↓
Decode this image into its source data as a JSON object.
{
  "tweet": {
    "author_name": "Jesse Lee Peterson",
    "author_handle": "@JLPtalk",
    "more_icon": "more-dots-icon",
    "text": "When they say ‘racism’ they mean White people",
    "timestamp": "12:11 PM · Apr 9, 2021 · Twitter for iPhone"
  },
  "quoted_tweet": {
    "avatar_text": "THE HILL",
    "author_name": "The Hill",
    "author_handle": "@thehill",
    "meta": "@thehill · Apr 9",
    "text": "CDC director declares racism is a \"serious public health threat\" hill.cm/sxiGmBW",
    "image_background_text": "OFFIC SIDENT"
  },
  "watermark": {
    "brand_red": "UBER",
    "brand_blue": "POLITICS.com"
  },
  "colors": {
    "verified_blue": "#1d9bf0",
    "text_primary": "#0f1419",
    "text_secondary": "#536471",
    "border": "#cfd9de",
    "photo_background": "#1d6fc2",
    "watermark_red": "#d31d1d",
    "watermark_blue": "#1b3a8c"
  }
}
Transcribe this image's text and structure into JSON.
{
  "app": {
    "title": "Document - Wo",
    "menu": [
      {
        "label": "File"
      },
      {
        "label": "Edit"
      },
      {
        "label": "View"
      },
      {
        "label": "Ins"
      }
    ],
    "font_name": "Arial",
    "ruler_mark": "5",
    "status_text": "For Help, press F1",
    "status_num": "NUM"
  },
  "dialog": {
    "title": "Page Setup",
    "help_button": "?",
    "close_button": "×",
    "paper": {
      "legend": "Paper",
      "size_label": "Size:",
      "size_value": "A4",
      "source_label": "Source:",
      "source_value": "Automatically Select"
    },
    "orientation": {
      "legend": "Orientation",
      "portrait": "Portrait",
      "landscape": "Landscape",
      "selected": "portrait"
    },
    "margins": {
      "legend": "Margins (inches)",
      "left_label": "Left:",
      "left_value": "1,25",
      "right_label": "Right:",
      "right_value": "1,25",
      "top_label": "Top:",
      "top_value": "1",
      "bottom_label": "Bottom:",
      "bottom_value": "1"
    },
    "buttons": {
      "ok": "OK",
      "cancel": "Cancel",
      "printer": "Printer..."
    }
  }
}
↑
• **Exercise requirements**:
Extract each record, keeping it identical to the original.

• **Solution for this task**:
Decode this image into its source data as a JSON object.
{
  "tweet": {
    "author_name": "Jesse Lee Peterson",
    "author_handle": "@JLPtalk",
    "more_icon": "more-dots-icon",
    "text": "When they say ‘racism’ they mean White people",
    "timestamp": "12:11 PM · Apr 9, 2021 · Twitter for iPhone"
  },
  "quoted_tweet": {
    "avatar_text": "THE HILL",
    "author_name": "The Hill",
    "author_handle": "@thehill",
    "meta": "@thehill · Apr 9",
    "text": "CDC director declares racism is a \"serious public health threat\" hill.cm/sxiGmBW",
    "image_background_text": "OFFIC SIDENT"
  },
  "watermark": {
    "brand_red": "UBER",
    "brand_blue": "POLITICS.com"
  },
  "colors": {
    "verified_blue": "#1d9bf0",
    "text_primary": "#0f1419",
    "text_secondary": "#536471",
    "border": "#cfd9de",
    "photo_background": "#1d6fc2",
    "watermark_red": "#d31d1d",
    "watermark_blue": "#1b3a8c"
  }
}
Transcribe this image's text and structure into JSON.
{
  "app": {
    "title": "Document - Wo",
    "menu": [
      {
        "label": "File"
      },
      {
        "label": "Edit"
      },
      {
        "label": "View"
      },
      {
        "label": "Ins"
      }
    ],
    "font_name": "Arial",
    "ruler_mark": "5",
    "status_text": "For Help, press F1",
    "status_num": "NUM"
  },
  "dialog": {
    "title": "Page Setup",
    "help_button": "?",
    "close_button": "×",
    "paper": {
      "legend": "Paper",
      "size_label": "Size:",
      "size_value": "A4",
      "source_label": "Source:",
      "source_value": "Automatically Select"
    },
    "orientation": {
      "legend": "Orientation",
      "portrait": "Portrait",
      "landscape": "Landscape",
      "selected": "portrait"
    },
    "margins": {
      "legend": "Margins (inches)",
      "left_label": "Left:",
      "left_value": "1,25",
      "right_label": "Right:",
      "right_value": "1,25",
      "top_label": "Top:",
      "top_value": "1",
      "bottom_label": "Bottom:",
      "bottom_value": "1"
    },
    "buttons": {
      "ok": "OK",
      "cancel": "Cancel",
      "printer": "Printer..."
    }
  }
}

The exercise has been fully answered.